EXTRACTED ENTRIES >>
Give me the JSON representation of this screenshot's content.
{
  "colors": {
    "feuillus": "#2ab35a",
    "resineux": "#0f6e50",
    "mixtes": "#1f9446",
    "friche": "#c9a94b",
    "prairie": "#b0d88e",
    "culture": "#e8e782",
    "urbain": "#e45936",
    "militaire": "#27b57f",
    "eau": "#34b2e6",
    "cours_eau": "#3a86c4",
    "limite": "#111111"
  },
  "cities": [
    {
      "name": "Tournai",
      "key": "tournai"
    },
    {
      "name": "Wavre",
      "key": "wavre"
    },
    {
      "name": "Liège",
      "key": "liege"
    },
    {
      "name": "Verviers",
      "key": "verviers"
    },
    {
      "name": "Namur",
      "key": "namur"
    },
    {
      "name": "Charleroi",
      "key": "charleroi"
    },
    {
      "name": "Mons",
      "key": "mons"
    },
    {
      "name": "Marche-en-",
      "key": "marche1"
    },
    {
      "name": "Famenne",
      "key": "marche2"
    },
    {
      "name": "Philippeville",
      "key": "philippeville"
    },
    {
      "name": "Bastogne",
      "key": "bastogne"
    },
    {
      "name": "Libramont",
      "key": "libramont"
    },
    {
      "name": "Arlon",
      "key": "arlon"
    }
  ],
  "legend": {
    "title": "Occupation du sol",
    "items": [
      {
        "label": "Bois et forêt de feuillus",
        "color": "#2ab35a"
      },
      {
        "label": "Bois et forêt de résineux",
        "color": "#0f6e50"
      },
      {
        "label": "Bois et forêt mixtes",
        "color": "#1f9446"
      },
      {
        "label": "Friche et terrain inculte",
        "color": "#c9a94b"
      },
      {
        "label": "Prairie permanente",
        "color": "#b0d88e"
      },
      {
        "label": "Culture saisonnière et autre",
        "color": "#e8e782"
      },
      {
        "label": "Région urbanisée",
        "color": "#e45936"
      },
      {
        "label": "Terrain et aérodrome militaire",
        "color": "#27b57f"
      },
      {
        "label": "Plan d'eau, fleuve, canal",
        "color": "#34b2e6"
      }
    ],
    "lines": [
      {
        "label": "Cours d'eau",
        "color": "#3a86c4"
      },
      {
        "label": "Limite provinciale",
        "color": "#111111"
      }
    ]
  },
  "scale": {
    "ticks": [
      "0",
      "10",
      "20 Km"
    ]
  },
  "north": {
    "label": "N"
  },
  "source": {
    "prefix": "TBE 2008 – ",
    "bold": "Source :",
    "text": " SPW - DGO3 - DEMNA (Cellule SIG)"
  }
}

INSTRUCTIONS FOR THE TASK >>
Copy each line of the records above that carries the word "label".

COMPLETED TASK >>
        "label": "Bois et forêt de feuillus",
        "label": "Bois et forêt de résineux",
        "label": "Bois et forêt mixtes",
        "label": "Friche et terrain inculte",
        "label": "Prairie permanente",
        "label": "Culture saisonnière et autre",
        "label": "Région urbanisée",
        "label": "Terrain et aérodrome militaire",
        "label": "Plan d'eau, fleuve, canal",
        "label": "Cours d'eau",
        "label": "Limite provinciale",
    "label": "N"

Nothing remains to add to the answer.